- Kaynak metin -
────
Hulusi Üstün’e mektup

Hulusi Üstün’e mektup

4.10.2024 10:49:20

Şair, Araştırmacı Yazar İhsan Tevfik Kırca, geçtiğimiz günlerde kaybettiğimiz Yazar Hulusi Üstün'e ithafen bir mektup yazdı. metin içinde kullanMektubun içeriği şöyle; "Sevgili Dostum, Kardeşim Hulusi, bu mektubu sana şu an bulunduğum Tekirdağ'dan yazıyorum. Bir eylül sonu (28 Eylül 2024) ayırdın bizi bizden. 29 Eylül Pazar seni ebedi istirahatgâhına tevdi ettik. Nur içinde ol, ışıklar içinde yine yaz gittiğin yerlerdekardeşim.

Düşündüm de çeyrek asır olmuş tanışalı, görüşeli. Sen 1974'te Silivri'de doğmuş, ataları Kafkasya'dan Tokat'a göçmüş ama daha sonra Silivri'ye yerleşmiş burada doğmuş, bütün ömrünü buraya vakfetmiş Kafkas kökenli bir Çerkes çocuğu… Bense 60'lı yılların sonunda Sivas-Suşehri'nde doğmuş, ataları Mübadele'de Yunanistan'dan Anadolu'ya göç etmiş sonra yolu buralara düşmüş bir Rumeli çocuğu…
Göçmeniz be Hulusi… Muhaciriz… Göçün acılarını “Gurbetten Çerkes Hikâyeleri” adlı kitabın başta olmak üzere birçok kitabında anlattın. Sadece atalarının göç ettiği Kafkasya'yı değil içine doğup büyüdüğün Rumeli, Balkan kültürünü de gönül diliyle bize yazdın, söyledin. Onca kitap yazdın; öyküler, araştırma kitapları… Bence güzel ve sağlam bir öykücüsün ama Silivri'mizi anlattığın “Geçmişi Sürgün Şehir”in ayrı bir yeri var bende bilesin…
***
Seninle çeyrek asır önce hikâyelerine konu ettiğin Piri Mehmet Paşa Camii'nin meydan tarafından girişte solda yer alan tarihi küçük bir mekânda tanıştık. Orası otantik kilimlerin olduğu, sırtımızı taş duvarlara vererek sohbet ettiğimiz küçücük bir çay ocağıydı, daha doğrusu bizim için bir sohbet ocağı. Sonra Kadir Akar dostla tanıştırdın beni. Silivri'nin ilk süreli edebiyat dergisi olan ÇIKIN'ı 12 sayı beraber çıkardık. (Daha sonra ŞİİRLİÇIKIN olup sadece bir şiir dergisine dönüştürünce biraz ayrı düştük. Gönül koydun.)
────
- Alıştırma 1 -
Aşağıdaki ifadelerin Hulusi Üstün'e yazılan mektupla uyuşup uyuşmadığını belirtin. Her biri için evet ya da hayır deyin ve kararı veren sözleri mektuptan aynen alıntılayın.
(a) Hulusi Üstün 1974'te Silivri'de doğmuştur.
(b) Mektubu yazan kişinin ataları Kafkasya'dan göç etmiştir.
(c) Mektubu yazan kişi Hulusi Üstün'le küçük bir çay ocağında tanışmıştır.
- Alıştırma 2 -
Hulusi Üstün'e yazılan mektubu kaldığı yerden sürdürün.

- Malzeme -
────
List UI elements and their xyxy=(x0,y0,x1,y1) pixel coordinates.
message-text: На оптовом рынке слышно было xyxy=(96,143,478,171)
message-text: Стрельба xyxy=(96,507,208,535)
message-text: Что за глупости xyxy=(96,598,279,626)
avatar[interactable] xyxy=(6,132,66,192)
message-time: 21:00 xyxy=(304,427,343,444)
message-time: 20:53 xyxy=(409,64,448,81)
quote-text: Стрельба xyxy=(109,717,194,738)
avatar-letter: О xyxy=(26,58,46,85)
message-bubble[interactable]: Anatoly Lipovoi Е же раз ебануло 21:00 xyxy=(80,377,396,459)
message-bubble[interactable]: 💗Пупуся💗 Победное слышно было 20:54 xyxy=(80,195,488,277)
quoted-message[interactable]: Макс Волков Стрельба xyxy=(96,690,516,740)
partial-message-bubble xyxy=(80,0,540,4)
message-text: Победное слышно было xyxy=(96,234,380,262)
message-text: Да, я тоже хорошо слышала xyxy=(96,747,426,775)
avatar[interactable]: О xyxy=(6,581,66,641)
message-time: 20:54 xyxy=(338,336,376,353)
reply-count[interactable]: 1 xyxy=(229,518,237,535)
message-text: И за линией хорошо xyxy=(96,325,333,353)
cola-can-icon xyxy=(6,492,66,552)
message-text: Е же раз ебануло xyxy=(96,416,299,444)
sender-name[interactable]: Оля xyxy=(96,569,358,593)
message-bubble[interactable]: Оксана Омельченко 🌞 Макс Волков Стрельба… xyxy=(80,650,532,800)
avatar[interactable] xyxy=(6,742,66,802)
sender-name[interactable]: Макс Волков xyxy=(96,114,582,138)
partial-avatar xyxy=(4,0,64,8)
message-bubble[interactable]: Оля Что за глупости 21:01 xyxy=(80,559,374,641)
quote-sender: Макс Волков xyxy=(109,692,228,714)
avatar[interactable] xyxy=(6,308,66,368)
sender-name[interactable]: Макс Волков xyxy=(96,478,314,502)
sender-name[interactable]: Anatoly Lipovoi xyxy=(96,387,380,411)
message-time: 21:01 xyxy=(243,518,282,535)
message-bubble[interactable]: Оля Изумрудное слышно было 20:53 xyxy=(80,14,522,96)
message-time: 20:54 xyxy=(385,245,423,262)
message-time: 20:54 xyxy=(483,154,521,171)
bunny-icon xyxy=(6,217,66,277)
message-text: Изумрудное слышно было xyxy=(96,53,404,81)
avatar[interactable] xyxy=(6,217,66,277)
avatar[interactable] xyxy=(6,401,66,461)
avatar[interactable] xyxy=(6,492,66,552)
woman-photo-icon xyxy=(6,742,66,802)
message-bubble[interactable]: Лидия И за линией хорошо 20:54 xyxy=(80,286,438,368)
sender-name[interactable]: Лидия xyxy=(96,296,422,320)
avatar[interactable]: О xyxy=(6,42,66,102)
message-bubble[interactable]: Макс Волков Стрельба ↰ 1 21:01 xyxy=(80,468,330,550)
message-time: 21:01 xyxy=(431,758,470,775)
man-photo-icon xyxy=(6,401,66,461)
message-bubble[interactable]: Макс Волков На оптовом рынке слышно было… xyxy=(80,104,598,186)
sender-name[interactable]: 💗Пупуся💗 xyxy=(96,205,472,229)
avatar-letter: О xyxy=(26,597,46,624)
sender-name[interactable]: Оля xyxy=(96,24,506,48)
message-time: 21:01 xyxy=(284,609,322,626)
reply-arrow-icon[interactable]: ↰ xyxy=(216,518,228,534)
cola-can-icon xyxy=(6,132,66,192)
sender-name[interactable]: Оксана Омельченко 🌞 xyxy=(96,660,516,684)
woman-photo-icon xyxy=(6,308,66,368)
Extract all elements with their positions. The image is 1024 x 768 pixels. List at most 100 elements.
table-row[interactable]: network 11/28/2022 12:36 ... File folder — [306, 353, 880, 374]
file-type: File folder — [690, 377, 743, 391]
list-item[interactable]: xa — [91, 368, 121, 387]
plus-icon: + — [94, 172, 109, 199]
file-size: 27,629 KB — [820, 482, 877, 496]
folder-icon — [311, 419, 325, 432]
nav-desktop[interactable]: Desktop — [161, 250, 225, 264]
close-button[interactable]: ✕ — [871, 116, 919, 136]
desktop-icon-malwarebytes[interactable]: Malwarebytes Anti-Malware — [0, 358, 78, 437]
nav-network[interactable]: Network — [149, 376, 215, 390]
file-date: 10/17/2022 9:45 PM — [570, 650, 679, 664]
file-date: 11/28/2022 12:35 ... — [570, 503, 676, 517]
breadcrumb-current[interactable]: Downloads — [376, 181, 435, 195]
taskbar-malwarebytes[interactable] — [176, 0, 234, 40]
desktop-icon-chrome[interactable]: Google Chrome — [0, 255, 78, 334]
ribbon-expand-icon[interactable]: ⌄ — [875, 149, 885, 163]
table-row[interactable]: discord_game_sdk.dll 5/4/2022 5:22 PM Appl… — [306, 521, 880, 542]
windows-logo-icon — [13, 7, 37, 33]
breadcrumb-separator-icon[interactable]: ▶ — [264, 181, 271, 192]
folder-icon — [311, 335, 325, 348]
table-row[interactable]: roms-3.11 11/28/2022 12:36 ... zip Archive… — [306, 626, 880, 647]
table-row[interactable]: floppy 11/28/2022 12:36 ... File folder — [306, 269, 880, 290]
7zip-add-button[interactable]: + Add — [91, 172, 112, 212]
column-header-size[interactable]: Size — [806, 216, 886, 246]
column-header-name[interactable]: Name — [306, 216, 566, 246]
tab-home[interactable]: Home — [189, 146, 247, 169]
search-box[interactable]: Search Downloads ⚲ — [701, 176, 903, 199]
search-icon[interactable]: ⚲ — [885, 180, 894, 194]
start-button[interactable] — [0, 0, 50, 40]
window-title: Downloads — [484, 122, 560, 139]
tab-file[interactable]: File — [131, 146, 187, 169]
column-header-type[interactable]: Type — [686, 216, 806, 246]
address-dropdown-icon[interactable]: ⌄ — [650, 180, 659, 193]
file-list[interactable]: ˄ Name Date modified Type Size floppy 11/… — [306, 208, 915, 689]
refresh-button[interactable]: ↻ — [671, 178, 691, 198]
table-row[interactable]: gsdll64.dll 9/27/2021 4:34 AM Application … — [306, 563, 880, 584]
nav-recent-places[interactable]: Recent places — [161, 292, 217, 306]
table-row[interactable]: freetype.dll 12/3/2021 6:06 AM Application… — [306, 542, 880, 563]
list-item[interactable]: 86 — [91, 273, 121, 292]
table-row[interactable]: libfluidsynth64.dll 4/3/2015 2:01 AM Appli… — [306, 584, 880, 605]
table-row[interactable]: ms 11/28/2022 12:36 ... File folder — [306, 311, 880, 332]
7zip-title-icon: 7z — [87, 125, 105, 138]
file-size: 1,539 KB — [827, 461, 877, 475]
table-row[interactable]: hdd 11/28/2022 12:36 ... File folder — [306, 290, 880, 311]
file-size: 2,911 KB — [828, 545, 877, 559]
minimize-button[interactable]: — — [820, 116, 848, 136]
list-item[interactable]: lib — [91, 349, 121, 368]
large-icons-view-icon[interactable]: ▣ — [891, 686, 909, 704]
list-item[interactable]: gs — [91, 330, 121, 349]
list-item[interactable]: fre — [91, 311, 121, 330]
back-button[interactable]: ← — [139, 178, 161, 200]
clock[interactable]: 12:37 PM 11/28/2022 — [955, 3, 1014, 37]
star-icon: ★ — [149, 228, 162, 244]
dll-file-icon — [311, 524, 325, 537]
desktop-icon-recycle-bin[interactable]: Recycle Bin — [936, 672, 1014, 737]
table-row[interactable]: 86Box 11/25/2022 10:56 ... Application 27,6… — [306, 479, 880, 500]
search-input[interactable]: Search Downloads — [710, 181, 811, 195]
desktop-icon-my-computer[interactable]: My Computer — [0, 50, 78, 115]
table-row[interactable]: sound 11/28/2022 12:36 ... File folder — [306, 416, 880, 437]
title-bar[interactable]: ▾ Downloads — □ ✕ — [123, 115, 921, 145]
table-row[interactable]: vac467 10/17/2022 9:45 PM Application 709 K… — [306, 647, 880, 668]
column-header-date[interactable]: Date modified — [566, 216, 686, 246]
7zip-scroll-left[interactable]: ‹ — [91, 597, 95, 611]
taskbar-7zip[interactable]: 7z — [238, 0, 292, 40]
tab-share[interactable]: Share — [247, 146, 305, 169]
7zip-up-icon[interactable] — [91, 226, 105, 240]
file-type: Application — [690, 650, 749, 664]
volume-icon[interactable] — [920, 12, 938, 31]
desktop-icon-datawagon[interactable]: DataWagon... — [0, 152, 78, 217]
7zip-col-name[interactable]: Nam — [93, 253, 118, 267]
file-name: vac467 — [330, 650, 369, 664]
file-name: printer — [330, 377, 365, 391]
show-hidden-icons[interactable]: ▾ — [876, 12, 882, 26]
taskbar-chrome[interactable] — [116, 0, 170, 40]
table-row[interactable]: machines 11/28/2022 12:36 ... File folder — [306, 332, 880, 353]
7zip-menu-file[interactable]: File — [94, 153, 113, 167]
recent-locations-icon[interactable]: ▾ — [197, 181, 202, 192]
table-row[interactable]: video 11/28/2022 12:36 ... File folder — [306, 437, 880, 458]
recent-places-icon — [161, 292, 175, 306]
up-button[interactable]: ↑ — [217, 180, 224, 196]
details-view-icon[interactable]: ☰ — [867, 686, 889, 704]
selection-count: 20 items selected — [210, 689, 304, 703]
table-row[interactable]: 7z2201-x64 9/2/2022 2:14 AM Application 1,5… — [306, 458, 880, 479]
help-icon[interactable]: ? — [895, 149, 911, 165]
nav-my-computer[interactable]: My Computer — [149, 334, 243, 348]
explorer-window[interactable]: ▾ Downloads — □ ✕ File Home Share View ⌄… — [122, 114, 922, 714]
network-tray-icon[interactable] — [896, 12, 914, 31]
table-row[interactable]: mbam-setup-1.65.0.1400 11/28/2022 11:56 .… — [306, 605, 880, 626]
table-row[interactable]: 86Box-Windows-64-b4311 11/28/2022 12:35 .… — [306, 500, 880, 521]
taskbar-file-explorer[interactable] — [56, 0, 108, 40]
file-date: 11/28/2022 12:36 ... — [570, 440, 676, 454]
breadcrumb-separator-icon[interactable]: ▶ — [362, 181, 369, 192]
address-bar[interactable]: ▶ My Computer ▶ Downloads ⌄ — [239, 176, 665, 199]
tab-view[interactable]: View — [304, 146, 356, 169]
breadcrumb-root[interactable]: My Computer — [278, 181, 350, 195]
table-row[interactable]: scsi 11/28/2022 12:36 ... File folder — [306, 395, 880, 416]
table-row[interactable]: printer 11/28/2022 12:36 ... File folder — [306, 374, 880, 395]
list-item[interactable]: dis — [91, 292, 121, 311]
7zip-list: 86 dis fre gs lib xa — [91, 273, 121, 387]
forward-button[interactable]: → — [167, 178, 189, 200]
────
- Alıştırma cevabı 1 -
(a) Evet: "Sen 1974'te Silivri'de doğmuş"
(b) Hayır: "ataları Mübadele'de Yunanistan'dan Anadolu'ya göç etmiş"
(c) Evet: "tarihi küçük bir mekânda tanıştık" ve "küçücük bir çay ocağıydı"

- Alıştırma cevabı 2 -
Sen yazdın kitaplar çıkardın, ben yazdım kitaplar çıkardım. Sen öykü, araştırma-inceleme üzerinden giderken ben de şiir, araştırma-inceleme üzerinden gittim. Kitaplar, sempozyumlar, konferanslar… Dergimizi çıkarırken de sonrasında da bazen çatışmalarımız, düşünce ayrılıklarımız oldu elbette. Yazan, düşünen insan için doğal değil mi kardeşim? Ama ürettiğin her eseri takdir ettim eleştiri hakkımı saklı tutarak.
***
Yıllar sonra sevgili kızın ‘Elif Şükran' öğrencim oldu. Bu kez yeniden aramız ısındı, Sevgili kızın Elif, benim “Elif”im oldu. Bu yeni süreçte her aydın insanda olması gereken esnekliği ve fikir değişimlerini sende görmekten mutlu oldum. Yazan-çizen insan er geç her türlü dogmadan kurtarır kendini, bence aydın olmanın en önemli unsurlarından biri de bu.
Bu mektup sayfalarca sürer bende. Biter mi? Sanmam. Sana diyeceğim çok şey var aslında. Onu yazacağım (ne zaman nasıl yazarım bilmiyorum) anılara sakladım diyeceğim de hayat anılara da izin vermiyor be Hulusi, Yani, “Hayat kısa sanat uzun.”
Aramızdan vakitsiz ayrılan her edebiyatçı dost için şunu düşünürüm elimde olmaksızın: Acaba daha uzun yaşasaydı neler yazardı 36 yaşında göçüp giden Orhan Veli? Otuz Beş Yaş şiirini deyip de 46'sında giden Cahit Sıtkı aramızda olsa daha neler yazardı acaba? Ya da “Tutunamayanlar”ı yazıp hayata sadece 43 yıl tutunabilen Oğuz Atay?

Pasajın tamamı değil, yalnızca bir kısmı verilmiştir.